## PROBLEM TO SOLVE
Identify every line containing the word "JSON" and reproduce each one.

──────── RECORDS FOR THIS TASK ────────

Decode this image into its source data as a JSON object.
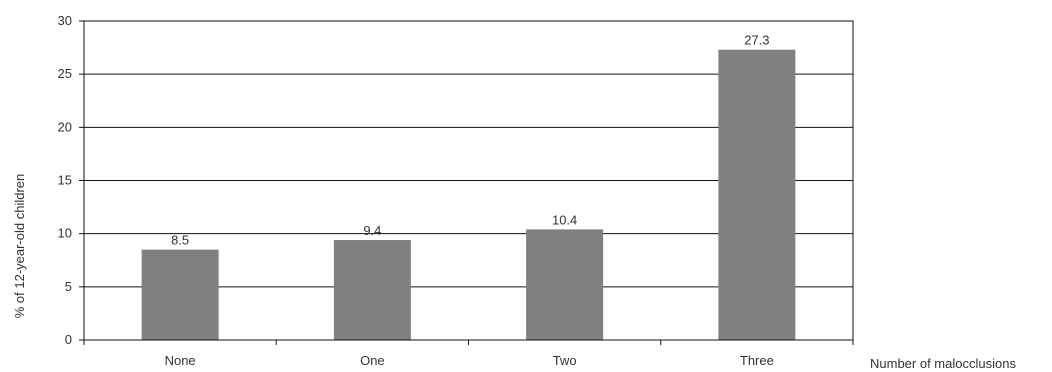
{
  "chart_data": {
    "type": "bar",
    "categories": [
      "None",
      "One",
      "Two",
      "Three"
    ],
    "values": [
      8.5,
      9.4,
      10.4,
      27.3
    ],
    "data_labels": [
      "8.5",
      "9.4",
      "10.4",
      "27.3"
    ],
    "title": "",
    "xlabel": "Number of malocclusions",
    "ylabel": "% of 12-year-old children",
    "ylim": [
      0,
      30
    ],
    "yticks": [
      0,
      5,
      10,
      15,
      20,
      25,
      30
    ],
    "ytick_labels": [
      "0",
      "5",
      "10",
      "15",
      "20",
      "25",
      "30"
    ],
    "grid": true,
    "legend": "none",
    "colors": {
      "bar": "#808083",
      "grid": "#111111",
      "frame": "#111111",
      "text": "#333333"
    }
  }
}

────────
──────── RECORDS FOR THIS TASK ────────

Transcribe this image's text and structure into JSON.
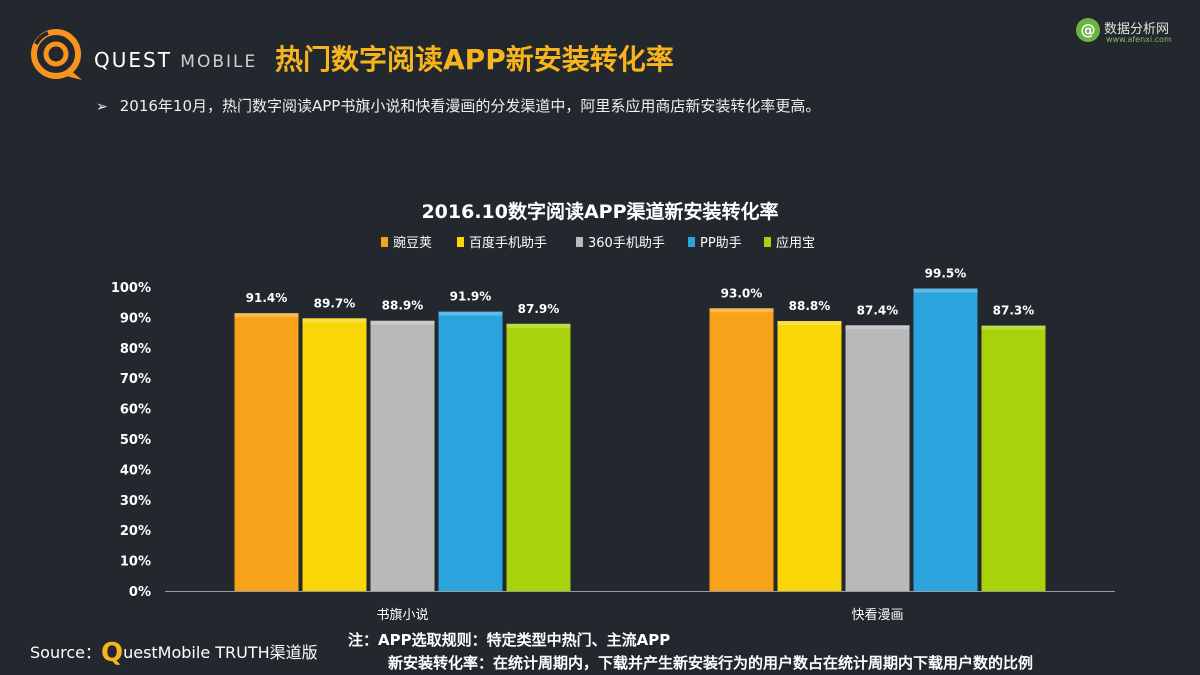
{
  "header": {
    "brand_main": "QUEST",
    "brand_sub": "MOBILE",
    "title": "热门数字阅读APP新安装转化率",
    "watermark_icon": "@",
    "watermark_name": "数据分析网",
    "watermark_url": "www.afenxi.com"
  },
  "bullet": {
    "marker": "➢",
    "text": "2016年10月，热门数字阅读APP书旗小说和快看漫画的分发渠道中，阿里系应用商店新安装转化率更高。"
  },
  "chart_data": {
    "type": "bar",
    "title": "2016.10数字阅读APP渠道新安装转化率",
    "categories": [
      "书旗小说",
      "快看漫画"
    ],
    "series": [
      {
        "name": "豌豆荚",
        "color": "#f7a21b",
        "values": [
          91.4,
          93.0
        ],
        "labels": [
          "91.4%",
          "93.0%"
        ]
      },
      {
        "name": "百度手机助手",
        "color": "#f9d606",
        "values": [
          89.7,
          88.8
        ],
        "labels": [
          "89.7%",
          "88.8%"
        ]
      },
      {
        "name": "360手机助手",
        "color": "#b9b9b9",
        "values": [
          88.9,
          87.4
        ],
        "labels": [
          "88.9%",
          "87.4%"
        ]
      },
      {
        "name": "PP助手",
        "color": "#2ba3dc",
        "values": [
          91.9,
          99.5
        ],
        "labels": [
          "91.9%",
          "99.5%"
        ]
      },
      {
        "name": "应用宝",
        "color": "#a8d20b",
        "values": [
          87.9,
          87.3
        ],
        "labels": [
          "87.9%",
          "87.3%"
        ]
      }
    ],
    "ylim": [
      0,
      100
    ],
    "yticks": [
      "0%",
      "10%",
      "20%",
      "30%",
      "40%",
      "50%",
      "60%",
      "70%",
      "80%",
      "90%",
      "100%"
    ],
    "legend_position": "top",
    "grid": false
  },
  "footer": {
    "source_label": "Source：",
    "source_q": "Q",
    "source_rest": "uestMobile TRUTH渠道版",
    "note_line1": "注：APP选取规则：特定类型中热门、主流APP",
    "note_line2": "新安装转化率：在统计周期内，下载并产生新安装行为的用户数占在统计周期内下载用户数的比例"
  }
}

────────
──────── RECORDS FOR THIS TASK ────────

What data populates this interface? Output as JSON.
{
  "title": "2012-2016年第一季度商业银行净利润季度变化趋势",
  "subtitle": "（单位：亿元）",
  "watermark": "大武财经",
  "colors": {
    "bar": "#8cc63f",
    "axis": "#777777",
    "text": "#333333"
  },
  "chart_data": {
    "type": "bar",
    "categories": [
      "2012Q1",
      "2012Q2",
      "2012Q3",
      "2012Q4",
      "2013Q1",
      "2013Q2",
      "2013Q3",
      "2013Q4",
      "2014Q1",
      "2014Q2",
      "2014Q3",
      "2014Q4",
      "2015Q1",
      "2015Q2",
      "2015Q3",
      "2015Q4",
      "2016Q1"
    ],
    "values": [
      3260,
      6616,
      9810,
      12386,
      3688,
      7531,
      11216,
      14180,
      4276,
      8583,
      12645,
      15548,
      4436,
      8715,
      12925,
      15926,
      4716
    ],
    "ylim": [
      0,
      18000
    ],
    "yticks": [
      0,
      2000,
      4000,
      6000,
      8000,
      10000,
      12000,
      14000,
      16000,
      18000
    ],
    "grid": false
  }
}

────────

## SOLUTION
Decode this image into its source data as a JSON object.
Transcribe this image's text and structure into JSON.
What data populates this interface? Output as JSON.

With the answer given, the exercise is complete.